[Start of TASK INPUT]

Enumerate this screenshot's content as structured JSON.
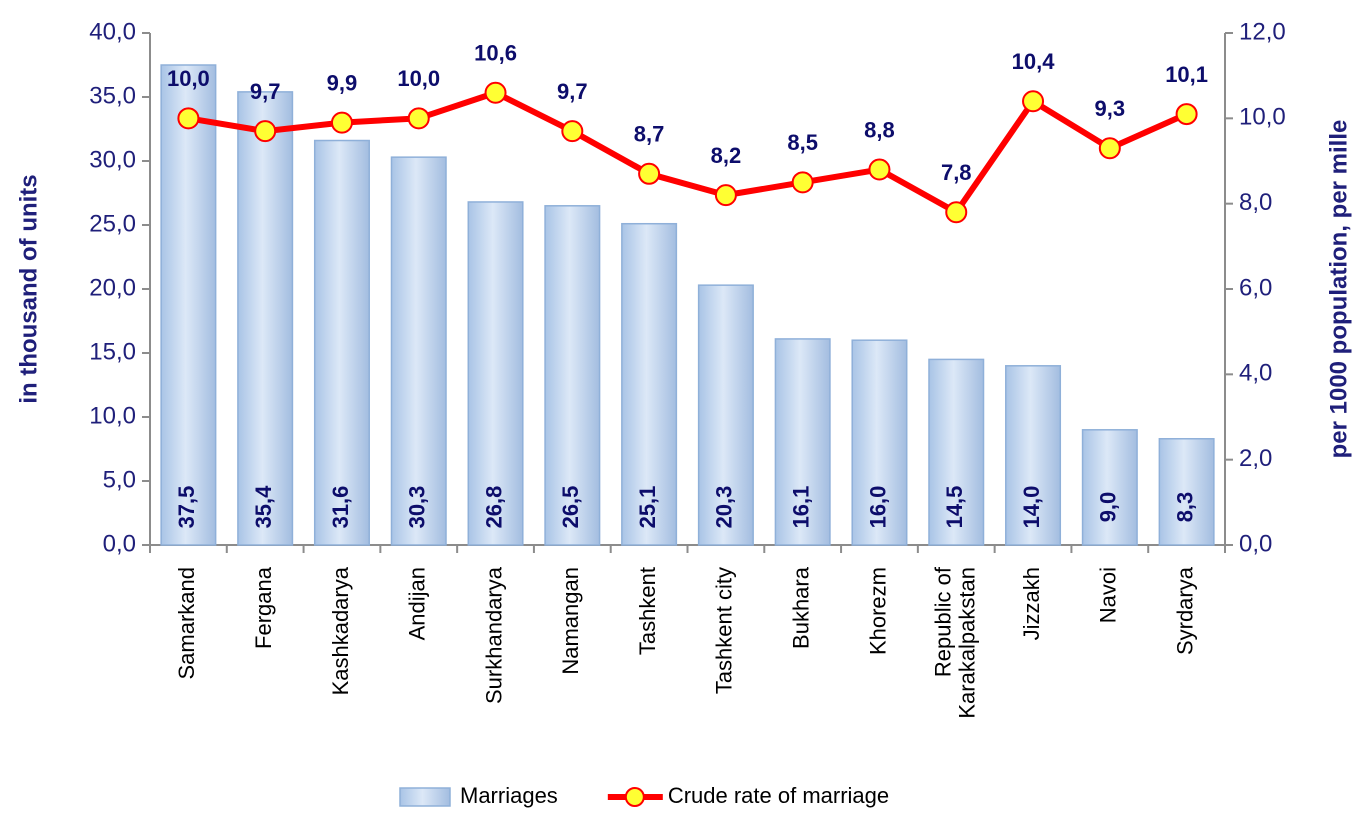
{
  "chart_data": {
    "type": "bar",
    "categories": [
      "Samarkand",
      "Fergana",
      "Kashkadarya",
      "Andijan",
      "Surkhandarya",
      "Namangan",
      "Tashkent",
      "Tashkent city",
      "Bukhara",
      "Khorezm",
      "Republic of Karakalpakstan",
      "Jizzakh",
      "Navoi",
      "Syrdarya"
    ],
    "series": [
      {
        "name": "Marriages",
        "type": "bar",
        "color": "#c5d9f1",
        "axis": "y",
        "values": [
          37.5,
          35.4,
          31.6,
          30.3,
          26.8,
          26.5,
          25.1,
          20.3,
          16.1,
          16.0,
          14.5,
          14.0,
          9.0,
          8.3
        ],
        "value_labels": [
          "37,5",
          "35,4",
          "31,6",
          "30,3",
          "26,8",
          "26,5",
          "25,1",
          "20,3",
          "16,1",
          "16,0",
          "14,5",
          "14,0",
          "9,0",
          "8,3"
        ]
      },
      {
        "name": "Crude rate of marriage",
        "type": "line",
        "color": "#ff0000",
        "axis": "y2",
        "values": [
          10.0,
          9.7,
          9.9,
          10.0,
          10.6,
          9.7,
          8.7,
          8.2,
          8.5,
          8.8,
          7.8,
          10.4,
          9.3,
          10.1
        ],
        "value_labels": [
          "10,0",
          "9,7",
          "9,9",
          "10,0",
          "10,6",
          "9,7",
          "8,7",
          "8,2",
          "8,5",
          "8,8",
          "7,8",
          "10,4",
          "9,3",
          "10,1"
        ]
      }
    ],
    "ylabel": "in thousand of units",
    "y2label": "per 1000 population, per mille",
    "ylim": [
      0,
      40
    ],
    "yticks": [
      {
        "value": 0,
        "label": "0,0"
      },
      {
        "value": 5,
        "label": "5,0"
      },
      {
        "value": 10,
        "label": "10,0"
      },
      {
        "value": 15,
        "label": "15,0"
      },
      {
        "value": 20,
        "label": "20,0"
      },
      {
        "value": 25,
        "label": "25,0"
      },
      {
        "value": 30,
        "label": "30,0"
      },
      {
        "value": 35,
        "label": "35,0"
      },
      {
        "value": 40,
        "label": "40,0"
      }
    ],
    "y2lim": [
      0,
      12
    ],
    "y2ticks": [
      {
        "value": 0,
        "label": "0,0"
      },
      {
        "value": 2,
        "label": "2,0"
      },
      {
        "value": 4,
        "label": "4,0"
      },
      {
        "value": 6,
        "label": "6,0"
      },
      {
        "value": 8,
        "label": "8,0"
      },
      {
        "value": 10,
        "label": "10,0"
      },
      {
        "value": 12,
        "label": "12,0"
      }
    ],
    "grid": false,
    "legend": "bottom"
  }
}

[End of TASK INPUT]

Within the records above, how many lines include the word "name"? State the number by itself.

[PROBLEM SOLUTION]: 2